| Goal |
Count lines, not occurrences: give the number of lines holding the word "color", and nothing besides.

| Information provided |
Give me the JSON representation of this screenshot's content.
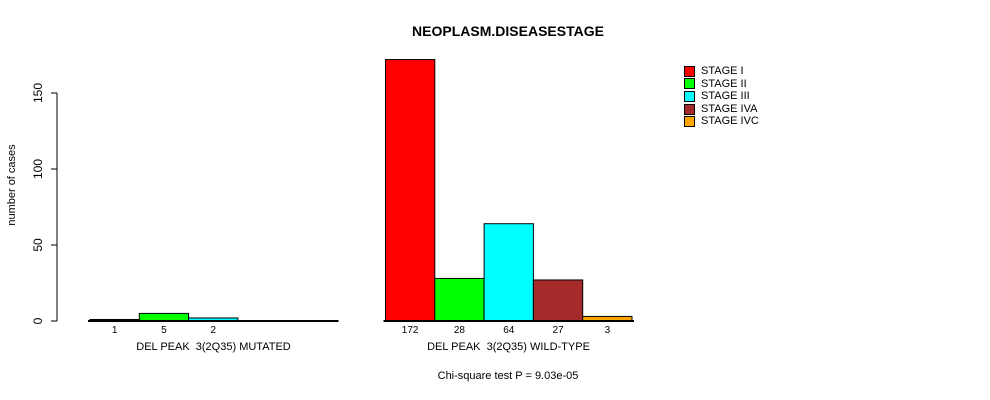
{
  "chart_data": {
    "type": "bar",
    "title": "NEOPLASM.DISEASESTAGE",
    "ylabel": "number of cases",
    "footer": "Chi-square test P = 9.03e-05",
    "yticks": [
      0,
      50,
      100,
      150
    ],
    "ylim": [
      0,
      172
    ],
    "grid": false,
    "legend_position": "top-right",
    "bar_value_labels_shown": true,
    "categories": [
      "DEL PEAK  3(2Q35) MUTATED",
      "DEL PEAK  3(2Q35) WILD-TYPE"
    ],
    "series": [
      {
        "name": "STAGE I",
        "color": "#ff0000",
        "values": [
          1,
          172
        ]
      },
      {
        "name": "STAGE II",
        "color": "#00ff00",
        "values": [
          5,
          28
        ]
      },
      {
        "name": "STAGE III",
        "color": "#00ffff",
        "values": [
          2,
          64
        ]
      },
      {
        "name": "STAGE IVA",
        "color": "#a52a2a",
        "values": [
          0,
          27
        ]
      },
      {
        "name": "STAGE IVC",
        "color": "#ffa500",
        "values": [
          0,
          3
        ]
      }
    ]
  }
}
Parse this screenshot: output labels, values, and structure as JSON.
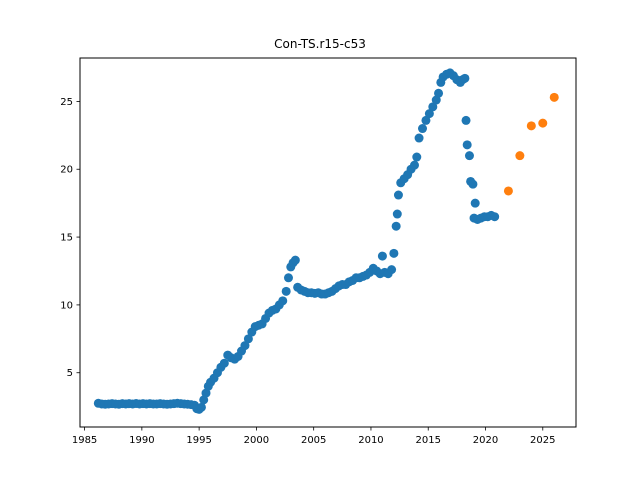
{
  "chart_data": {
    "type": "scatter",
    "title": "Con-TS.r15-c53",
    "xlabel": "",
    "ylabel": "",
    "xlim": [
      1984.6,
      2027.9
    ],
    "ylim": [
      1.0,
      28.2
    ],
    "xticks": [
      1985,
      1990,
      1995,
      2000,
      2005,
      2010,
      2015,
      2020,
      2025
    ],
    "yticks": [
      5,
      10,
      15,
      20,
      25
    ],
    "grid": false,
    "legend": "none",
    "series": [
      {
        "color": "#1f77b4",
        "points": [
          [
            1986.2,
            2.75
          ],
          [
            1986.5,
            2.7
          ],
          [
            1986.8,
            2.68
          ],
          [
            1987.1,
            2.7
          ],
          [
            1987.4,
            2.72
          ],
          [
            1987.7,
            2.7
          ],
          [
            1988.0,
            2.68
          ],
          [
            1988.3,
            2.72
          ],
          [
            1988.6,
            2.7
          ],
          [
            1988.9,
            2.72
          ],
          [
            1989.2,
            2.7
          ],
          [
            1989.5,
            2.73
          ],
          [
            1989.8,
            2.7
          ],
          [
            1990.1,
            2.72
          ],
          [
            1990.4,
            2.7
          ],
          [
            1990.7,
            2.72
          ],
          [
            1991.0,
            2.7
          ],
          [
            1991.3,
            2.7
          ],
          [
            1991.6,
            2.72
          ],
          [
            1991.9,
            2.7
          ],
          [
            1992.2,
            2.68
          ],
          [
            1992.5,
            2.7
          ],
          [
            1992.8,
            2.72
          ],
          [
            1993.1,
            2.75
          ],
          [
            1993.4,
            2.72
          ],
          [
            1993.7,
            2.7
          ],
          [
            1994.0,
            2.68
          ],
          [
            1994.3,
            2.65
          ],
          [
            1994.6,
            2.6
          ],
          [
            1994.8,
            2.35
          ],
          [
            1995.0,
            2.3
          ],
          [
            1995.2,
            2.45
          ],
          [
            1995.4,
            3.0
          ],
          [
            1995.6,
            3.5
          ],
          [
            1995.8,
            4.0
          ],
          [
            1996.0,
            4.3
          ],
          [
            1996.3,
            4.6
          ],
          [
            1996.6,
            5.0
          ],
          [
            1996.9,
            5.4
          ],
          [
            1997.2,
            5.7
          ],
          [
            1997.5,
            6.3
          ],
          [
            1997.8,
            6.1
          ],
          [
            1998.1,
            6.0
          ],
          [
            1998.4,
            6.2
          ],
          [
            1998.7,
            6.6
          ],
          [
            1999.0,
            7.0
          ],
          [
            1999.3,
            7.5
          ],
          [
            1999.6,
            8.0
          ],
          [
            1999.9,
            8.4
          ],
          [
            2000.2,
            8.5
          ],
          [
            2000.5,
            8.6
          ],
          [
            2000.8,
            9.0
          ],
          [
            2001.1,
            9.4
          ],
          [
            2001.4,
            9.6
          ],
          [
            2001.7,
            9.7
          ],
          [
            2002.0,
            10.0
          ],
          [
            2002.3,
            10.3
          ],
          [
            2002.6,
            11.0
          ],
          [
            2002.8,
            12.0
          ],
          [
            2003.0,
            12.8
          ],
          [
            2003.2,
            13.1
          ],
          [
            2003.4,
            13.3
          ],
          [
            2003.6,
            11.3
          ],
          [
            2003.9,
            11.1
          ],
          [
            2004.2,
            11.0
          ],
          [
            2004.5,
            10.9
          ],
          [
            2004.8,
            10.9
          ],
          [
            2005.1,
            10.85
          ],
          [
            2005.4,
            10.9
          ],
          [
            2005.7,
            10.8
          ],
          [
            2006.0,
            10.8
          ],
          [
            2006.3,
            10.9
          ],
          [
            2006.6,
            11.0
          ],
          [
            2006.9,
            11.2
          ],
          [
            2007.2,
            11.4
          ],
          [
            2007.5,
            11.5
          ],
          [
            2007.8,
            11.5
          ],
          [
            2008.1,
            11.7
          ],
          [
            2008.4,
            11.8
          ],
          [
            2008.7,
            12.0
          ],
          [
            2009.0,
            12.0
          ],
          [
            2009.3,
            12.1
          ],
          [
            2009.6,
            12.2
          ],
          [
            2009.9,
            12.4
          ],
          [
            2010.2,
            12.7
          ],
          [
            2010.5,
            12.5
          ],
          [
            2010.8,
            12.3
          ],
          [
            2011.0,
            13.6
          ],
          [
            2011.2,
            12.4
          ],
          [
            2011.5,
            12.3
          ],
          [
            2011.8,
            12.6
          ],
          [
            2012.0,
            13.8
          ],
          [
            2012.2,
            15.8
          ],
          [
            2012.3,
            16.7
          ],
          [
            2012.4,
            18.1
          ],
          [
            2012.6,
            19.0
          ],
          [
            2012.9,
            19.3
          ],
          [
            2013.2,
            19.6
          ],
          [
            2013.5,
            20.0
          ],
          [
            2013.8,
            20.3
          ],
          [
            2014.0,
            20.9
          ],
          [
            2014.2,
            22.3
          ],
          [
            2014.5,
            23.0
          ],
          [
            2014.8,
            23.6
          ],
          [
            2015.1,
            24.1
          ],
          [
            2015.4,
            24.6
          ],
          [
            2015.7,
            25.1
          ],
          [
            2015.9,
            25.6
          ],
          [
            2016.1,
            26.4
          ],
          [
            2016.3,
            26.8
          ],
          [
            2016.6,
            27.0
          ],
          [
            2016.9,
            27.1
          ],
          [
            2017.2,
            26.9
          ],
          [
            2017.5,
            26.6
          ],
          [
            2017.8,
            26.4
          ],
          [
            2018.0,
            26.6
          ],
          [
            2018.2,
            26.7
          ],
          [
            2018.3,
            23.6
          ],
          [
            2018.4,
            21.8
          ],
          [
            2018.6,
            21.0
          ],
          [
            2018.7,
            19.1
          ],
          [
            2018.9,
            18.9
          ],
          [
            2019.1,
            17.5
          ],
          [
            2019.0,
            16.4
          ],
          [
            2019.3,
            16.3
          ],
          [
            2019.6,
            16.4
          ],
          [
            2019.9,
            16.5
          ],
          [
            2020.2,
            16.5
          ],
          [
            2020.5,
            16.6
          ],
          [
            2020.8,
            16.5
          ]
        ]
      },
      {
        "color": "#ff7f0e",
        "points": [
          [
            2022.0,
            18.4
          ],
          [
            2023.0,
            21.0
          ],
          [
            2024.0,
            23.2
          ],
          [
            2025.0,
            23.4
          ],
          [
            2026.0,
            25.3
          ]
        ]
      }
    ]
  }
}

| Response |
7